Exercise brief:
Scan the data that follows and count the lines with the string "segment"; answer with the count alone.

-------- Dataset

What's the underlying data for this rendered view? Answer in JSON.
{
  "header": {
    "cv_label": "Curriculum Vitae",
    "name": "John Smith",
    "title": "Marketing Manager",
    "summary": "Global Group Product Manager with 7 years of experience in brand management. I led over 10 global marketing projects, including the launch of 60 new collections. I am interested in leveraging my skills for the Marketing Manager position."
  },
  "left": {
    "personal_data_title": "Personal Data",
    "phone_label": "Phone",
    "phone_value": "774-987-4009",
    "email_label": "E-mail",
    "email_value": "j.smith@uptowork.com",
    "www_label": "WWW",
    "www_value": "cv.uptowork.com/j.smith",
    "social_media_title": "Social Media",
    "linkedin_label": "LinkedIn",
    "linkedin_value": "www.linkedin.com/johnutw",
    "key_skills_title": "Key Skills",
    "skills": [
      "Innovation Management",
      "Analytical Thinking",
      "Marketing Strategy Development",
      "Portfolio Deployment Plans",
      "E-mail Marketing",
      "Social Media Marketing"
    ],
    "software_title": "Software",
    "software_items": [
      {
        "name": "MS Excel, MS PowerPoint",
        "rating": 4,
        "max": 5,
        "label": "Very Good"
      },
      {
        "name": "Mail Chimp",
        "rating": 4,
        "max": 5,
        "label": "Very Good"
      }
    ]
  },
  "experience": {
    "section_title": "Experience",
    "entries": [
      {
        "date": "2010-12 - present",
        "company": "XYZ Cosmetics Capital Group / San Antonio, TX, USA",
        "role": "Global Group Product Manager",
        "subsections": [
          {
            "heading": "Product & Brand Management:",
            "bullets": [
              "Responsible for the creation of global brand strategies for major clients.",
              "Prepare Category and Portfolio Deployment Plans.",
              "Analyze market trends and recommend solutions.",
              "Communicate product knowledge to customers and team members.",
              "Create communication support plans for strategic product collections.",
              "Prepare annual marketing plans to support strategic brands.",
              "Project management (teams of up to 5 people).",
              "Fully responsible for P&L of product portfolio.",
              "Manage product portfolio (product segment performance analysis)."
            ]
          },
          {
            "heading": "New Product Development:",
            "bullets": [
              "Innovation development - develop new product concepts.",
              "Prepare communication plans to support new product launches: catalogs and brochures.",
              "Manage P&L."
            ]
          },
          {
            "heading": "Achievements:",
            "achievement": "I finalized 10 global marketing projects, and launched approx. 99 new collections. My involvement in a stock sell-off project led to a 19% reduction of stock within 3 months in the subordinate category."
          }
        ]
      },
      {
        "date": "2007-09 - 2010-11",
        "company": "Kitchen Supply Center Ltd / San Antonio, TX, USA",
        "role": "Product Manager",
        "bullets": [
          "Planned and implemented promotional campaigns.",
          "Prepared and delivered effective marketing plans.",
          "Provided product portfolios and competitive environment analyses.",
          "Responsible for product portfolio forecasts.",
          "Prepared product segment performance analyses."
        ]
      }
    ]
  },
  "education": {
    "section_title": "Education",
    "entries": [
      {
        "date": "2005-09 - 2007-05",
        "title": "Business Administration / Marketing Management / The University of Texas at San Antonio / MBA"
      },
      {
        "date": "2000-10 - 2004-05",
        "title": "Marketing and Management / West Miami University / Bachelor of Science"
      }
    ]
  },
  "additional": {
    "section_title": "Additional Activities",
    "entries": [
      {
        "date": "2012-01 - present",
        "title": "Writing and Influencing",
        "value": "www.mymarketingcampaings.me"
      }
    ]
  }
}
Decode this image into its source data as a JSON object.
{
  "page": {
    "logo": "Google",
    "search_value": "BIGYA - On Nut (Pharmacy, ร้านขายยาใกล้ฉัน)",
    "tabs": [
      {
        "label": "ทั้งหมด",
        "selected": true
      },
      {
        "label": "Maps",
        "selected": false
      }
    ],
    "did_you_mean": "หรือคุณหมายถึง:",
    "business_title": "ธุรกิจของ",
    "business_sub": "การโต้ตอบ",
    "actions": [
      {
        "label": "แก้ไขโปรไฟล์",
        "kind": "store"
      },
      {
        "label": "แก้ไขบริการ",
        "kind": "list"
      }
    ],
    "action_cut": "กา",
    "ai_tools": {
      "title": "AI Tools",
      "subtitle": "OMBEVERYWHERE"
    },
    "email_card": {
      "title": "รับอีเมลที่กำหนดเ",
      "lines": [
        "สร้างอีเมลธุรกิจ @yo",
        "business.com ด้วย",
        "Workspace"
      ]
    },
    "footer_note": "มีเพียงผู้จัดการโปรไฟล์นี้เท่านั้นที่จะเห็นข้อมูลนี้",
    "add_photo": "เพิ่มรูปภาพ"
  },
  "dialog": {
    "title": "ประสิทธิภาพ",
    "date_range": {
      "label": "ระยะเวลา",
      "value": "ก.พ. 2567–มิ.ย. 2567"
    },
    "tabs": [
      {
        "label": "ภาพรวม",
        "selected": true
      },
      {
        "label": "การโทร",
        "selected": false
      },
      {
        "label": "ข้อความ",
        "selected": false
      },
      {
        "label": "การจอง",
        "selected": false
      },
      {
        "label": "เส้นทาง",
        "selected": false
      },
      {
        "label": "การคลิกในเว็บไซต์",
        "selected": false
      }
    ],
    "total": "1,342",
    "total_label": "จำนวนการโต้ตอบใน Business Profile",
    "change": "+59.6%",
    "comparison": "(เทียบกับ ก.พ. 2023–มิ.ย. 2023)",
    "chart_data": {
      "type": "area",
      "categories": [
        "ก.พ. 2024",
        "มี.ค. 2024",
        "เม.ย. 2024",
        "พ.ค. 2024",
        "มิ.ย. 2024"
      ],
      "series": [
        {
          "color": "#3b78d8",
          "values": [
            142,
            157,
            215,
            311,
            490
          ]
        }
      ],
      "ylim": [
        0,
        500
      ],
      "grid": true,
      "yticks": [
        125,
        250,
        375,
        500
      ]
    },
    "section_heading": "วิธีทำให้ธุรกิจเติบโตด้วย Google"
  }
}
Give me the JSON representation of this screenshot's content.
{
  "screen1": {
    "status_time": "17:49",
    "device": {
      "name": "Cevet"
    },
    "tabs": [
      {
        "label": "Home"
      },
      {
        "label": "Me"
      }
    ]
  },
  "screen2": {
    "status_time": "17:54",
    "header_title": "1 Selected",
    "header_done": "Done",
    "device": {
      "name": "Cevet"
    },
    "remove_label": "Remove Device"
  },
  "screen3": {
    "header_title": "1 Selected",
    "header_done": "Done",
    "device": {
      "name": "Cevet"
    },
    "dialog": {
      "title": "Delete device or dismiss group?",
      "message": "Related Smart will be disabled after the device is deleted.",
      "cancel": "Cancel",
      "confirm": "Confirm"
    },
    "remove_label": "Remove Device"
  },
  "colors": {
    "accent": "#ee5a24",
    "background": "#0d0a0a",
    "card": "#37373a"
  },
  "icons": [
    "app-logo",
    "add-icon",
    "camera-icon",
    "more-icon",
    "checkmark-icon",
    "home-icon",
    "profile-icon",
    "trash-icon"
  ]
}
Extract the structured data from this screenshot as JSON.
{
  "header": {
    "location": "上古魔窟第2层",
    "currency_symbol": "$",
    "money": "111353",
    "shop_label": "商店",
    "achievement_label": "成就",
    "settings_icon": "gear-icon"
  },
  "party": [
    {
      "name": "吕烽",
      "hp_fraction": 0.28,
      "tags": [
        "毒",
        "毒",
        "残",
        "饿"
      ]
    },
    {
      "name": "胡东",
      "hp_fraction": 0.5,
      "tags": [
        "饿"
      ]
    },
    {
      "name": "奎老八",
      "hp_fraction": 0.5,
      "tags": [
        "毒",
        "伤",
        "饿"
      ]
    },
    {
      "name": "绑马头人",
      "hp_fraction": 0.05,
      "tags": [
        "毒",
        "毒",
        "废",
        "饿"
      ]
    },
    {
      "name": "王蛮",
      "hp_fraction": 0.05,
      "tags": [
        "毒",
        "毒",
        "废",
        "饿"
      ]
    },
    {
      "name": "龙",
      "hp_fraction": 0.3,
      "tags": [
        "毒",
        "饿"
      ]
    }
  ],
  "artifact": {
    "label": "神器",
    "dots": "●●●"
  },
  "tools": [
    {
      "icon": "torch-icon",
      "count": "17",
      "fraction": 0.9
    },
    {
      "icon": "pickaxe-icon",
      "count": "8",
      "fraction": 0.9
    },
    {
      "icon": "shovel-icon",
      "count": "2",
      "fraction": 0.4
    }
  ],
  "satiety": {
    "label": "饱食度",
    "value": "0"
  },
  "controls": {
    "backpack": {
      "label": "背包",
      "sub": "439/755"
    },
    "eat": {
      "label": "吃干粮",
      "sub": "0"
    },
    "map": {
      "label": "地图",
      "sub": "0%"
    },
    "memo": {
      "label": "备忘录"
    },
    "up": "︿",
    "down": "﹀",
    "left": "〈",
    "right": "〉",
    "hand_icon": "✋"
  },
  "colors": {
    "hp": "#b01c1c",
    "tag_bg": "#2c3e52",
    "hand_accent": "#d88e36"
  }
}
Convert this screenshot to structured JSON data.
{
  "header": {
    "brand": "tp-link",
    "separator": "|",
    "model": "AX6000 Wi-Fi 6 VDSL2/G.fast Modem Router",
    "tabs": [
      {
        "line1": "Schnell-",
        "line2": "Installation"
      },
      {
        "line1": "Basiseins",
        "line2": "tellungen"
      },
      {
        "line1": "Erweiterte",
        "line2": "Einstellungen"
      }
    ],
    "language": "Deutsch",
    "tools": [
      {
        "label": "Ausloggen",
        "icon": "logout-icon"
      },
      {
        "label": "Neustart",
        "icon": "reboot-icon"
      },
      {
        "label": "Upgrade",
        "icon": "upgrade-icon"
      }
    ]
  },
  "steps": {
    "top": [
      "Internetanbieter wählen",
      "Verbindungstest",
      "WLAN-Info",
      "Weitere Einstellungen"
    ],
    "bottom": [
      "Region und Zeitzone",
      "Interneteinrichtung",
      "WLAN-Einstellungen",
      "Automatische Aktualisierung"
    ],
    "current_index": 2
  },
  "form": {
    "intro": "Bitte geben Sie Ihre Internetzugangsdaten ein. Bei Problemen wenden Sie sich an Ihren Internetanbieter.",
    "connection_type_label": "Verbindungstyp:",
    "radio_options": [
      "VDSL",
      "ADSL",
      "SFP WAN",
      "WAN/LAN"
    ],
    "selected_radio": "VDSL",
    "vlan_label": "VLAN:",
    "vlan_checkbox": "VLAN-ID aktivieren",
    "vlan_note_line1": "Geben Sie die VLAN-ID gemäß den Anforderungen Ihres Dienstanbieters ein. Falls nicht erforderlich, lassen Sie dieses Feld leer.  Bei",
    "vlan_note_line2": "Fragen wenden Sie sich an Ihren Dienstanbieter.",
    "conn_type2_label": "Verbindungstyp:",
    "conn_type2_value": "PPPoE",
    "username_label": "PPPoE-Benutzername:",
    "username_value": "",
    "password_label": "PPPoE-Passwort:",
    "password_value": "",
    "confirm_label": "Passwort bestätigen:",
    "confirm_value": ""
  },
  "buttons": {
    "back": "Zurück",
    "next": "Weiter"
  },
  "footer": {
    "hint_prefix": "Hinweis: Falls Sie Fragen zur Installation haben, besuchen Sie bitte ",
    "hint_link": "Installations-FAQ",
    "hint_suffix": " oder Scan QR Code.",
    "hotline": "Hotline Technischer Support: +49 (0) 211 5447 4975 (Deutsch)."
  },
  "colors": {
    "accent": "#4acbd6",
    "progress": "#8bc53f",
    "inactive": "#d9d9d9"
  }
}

----------------

Result of this task:
2